--- What this task involves ---
Repeat the material below exactly, with no pictures.

□ □ □ □

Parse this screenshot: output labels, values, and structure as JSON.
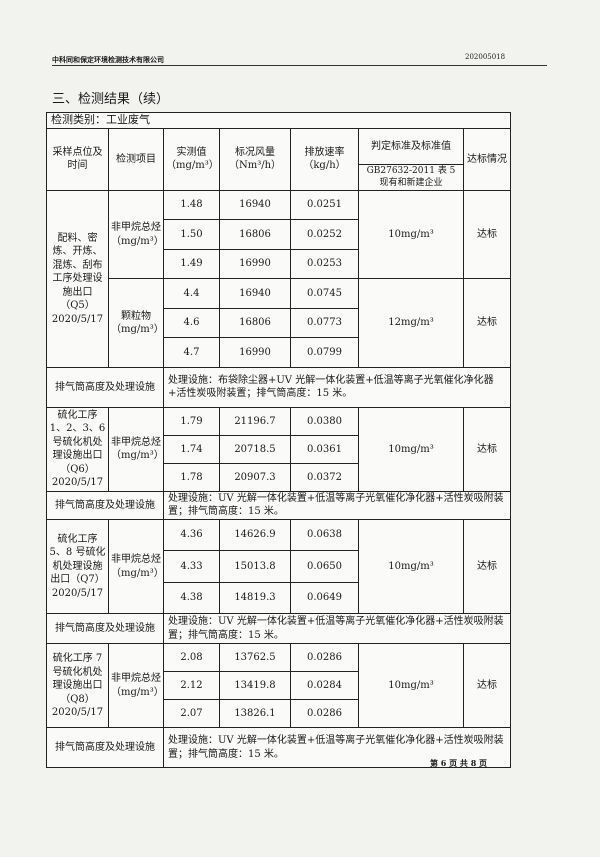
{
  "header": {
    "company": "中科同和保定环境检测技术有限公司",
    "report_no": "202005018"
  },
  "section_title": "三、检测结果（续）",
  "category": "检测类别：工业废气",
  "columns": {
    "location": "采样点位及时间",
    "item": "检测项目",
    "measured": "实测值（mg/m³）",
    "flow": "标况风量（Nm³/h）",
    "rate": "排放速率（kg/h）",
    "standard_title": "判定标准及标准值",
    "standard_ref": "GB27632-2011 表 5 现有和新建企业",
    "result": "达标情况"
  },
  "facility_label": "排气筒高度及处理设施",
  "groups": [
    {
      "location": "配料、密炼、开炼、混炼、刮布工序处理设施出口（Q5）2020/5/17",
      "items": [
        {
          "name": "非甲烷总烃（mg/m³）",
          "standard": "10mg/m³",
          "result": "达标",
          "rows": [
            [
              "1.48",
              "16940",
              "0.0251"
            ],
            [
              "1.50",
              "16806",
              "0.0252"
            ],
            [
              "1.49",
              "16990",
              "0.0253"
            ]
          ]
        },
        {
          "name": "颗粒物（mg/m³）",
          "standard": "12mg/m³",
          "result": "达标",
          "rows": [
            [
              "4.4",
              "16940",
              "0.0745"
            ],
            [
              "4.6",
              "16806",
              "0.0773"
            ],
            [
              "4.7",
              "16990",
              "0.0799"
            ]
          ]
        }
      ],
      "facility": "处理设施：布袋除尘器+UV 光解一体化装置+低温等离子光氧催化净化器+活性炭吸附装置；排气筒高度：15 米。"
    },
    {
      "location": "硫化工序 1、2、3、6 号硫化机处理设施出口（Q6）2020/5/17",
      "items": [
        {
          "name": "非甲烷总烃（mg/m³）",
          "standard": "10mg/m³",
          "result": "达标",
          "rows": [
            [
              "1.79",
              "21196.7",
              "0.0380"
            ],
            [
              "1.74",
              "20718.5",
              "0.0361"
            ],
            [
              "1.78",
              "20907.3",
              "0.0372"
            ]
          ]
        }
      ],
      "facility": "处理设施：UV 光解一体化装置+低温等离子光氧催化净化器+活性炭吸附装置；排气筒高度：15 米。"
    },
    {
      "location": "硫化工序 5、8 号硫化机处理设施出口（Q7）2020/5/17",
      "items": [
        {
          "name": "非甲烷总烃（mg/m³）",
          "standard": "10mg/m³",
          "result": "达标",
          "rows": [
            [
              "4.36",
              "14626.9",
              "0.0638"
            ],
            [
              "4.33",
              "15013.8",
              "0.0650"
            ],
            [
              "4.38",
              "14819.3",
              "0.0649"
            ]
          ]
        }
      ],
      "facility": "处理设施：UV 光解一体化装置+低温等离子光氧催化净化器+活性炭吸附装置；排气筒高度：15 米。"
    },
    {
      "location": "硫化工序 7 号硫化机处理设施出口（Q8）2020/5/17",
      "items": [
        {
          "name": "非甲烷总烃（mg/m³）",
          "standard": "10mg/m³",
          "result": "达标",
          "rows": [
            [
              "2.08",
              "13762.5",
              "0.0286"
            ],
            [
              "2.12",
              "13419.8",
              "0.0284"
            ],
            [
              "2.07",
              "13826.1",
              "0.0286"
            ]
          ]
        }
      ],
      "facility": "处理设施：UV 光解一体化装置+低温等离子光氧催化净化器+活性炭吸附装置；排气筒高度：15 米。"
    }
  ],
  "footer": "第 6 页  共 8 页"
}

□ □ □ □

--- Answer below ---
Parse this screenshot: output labels, values, and structure as JSON.
{
  "header": {
    "company": "中科同和保定环境检测技术有限公司",
    "report_no": "202005018"
  },
  "section_title": "三、检测结果（续）",
  "category": "检测类别：工业废气",
  "columns": {
    "location": "采样点位及时间",
    "item": "检测项目",
    "measured": "实测值（mg/m³）",
    "flow": "标况风量（Nm³/h）",
    "rate": "排放速率（kg/h）",
    "standard_title": "判定标准及标准值",
    "standard_ref": "GB27632-2011 表 5 现有和新建企业",
    "result": "达标情况"
  },
  "facility_label": "排气筒高度及处理设施",
  "groups": [
    {
      "location": "配料、密炼、开炼、混炼、刮布工序处理设施出口（Q5）2020/5/17",
      "items": [
        {
          "name": "非甲烷总烃（mg/m³）",
          "standard": "10mg/m³",
          "result": "达标",
          "rows": [
            [
              "1.48",
              "16940",
              "0.0251"
            ],
            [
              "1.50",
              "16806",
              "0.0252"
            ],
            [
              "1.49",
              "16990",
              "0.0253"
            ]
          ]
        },
        {
          "name": "颗粒物（mg/m³）",
          "standard": "12mg/m³",
          "result": "达标",
          "rows": [
            [
              "4.4",
              "16940",
              "0.0745"
            ],
            [
              "4.6",
              "16806",
              "0.0773"
            ],
            [
              "4.7",
              "16990",
              "0.0799"
            ]
          ]
        }
      ],
      "facility": "处理设施：布袋除尘器+UV 光解一体化装置+低温等离子光氧催化净化器+活性炭吸附装置；排气筒高度：15 米。"
    },
    {
      "location": "硫化工序 1、2、3、6 号硫化机处理设施出口（Q6）2020/5/17",
      "items": [
        {
          "name": "非甲烷总烃（mg/m³）",
          "standard": "10mg/m³",
          "result": "达标",
          "rows": [
            [
              "1.79",
              "21196.7",
              "0.0380"
            ],
            [
              "1.74",
              "20718.5",
              "0.0361"
            ],
            [
              "1.78",
              "20907.3",
              "0.0372"
            ]
          ]
        }
      ],
      "facility": "处理设施：UV 光解一体化装置+低温等离子光氧催化净化器+活性炭吸附装置；排气筒高度：15 米。"
    },
    {
      "location": "硫化工序 5、8 号硫化机处理设施出口（Q7）2020/5/17",
      "items": [
        {
          "name": "非甲烷总烃（mg/m³）",
          "standard": "10mg/m³",
          "result": "达标",
          "rows": [
            [
              "4.36",
              "14626.9",
              "0.0638"
            ],
            [
              "4.33",
              "15013.8",
              "0.0650"
            ],
            [
              "4.38",
              "14819.3",
              "0.0649"
            ]
          ]
        }
      ],
      "facility": "处理设施：UV 光解一体化装置+低温等离子光氧催化净化器+活性炭吸附装置；排气筒高度：15 米。"
    },
    {
      "location": "硫化工序 7 号硫化机处理设施出口（Q8）2020/5/17",
      "items": [
        {
          "name": "非甲烷总烃（mg/m³）",
          "standard": "10mg/m³",
          "result": "达标",
          "rows": [
            [
              "2.08",
              "13762.5",
              "0.0286"
            ],
            [
              "2.12",
              "13419.8",
              "0.0284"
            ],
            [
              "2.07",
              "13826.1",
              "0.0286"
            ]
          ]
        }
      ],
      "facility": "处理设施：UV 光解一体化装置+低温等离子光氧催化净化器+活性炭吸附装置；排气筒高度：15 米。"
    }
  ],
  "footer": "第 6 页  共 8 页"
}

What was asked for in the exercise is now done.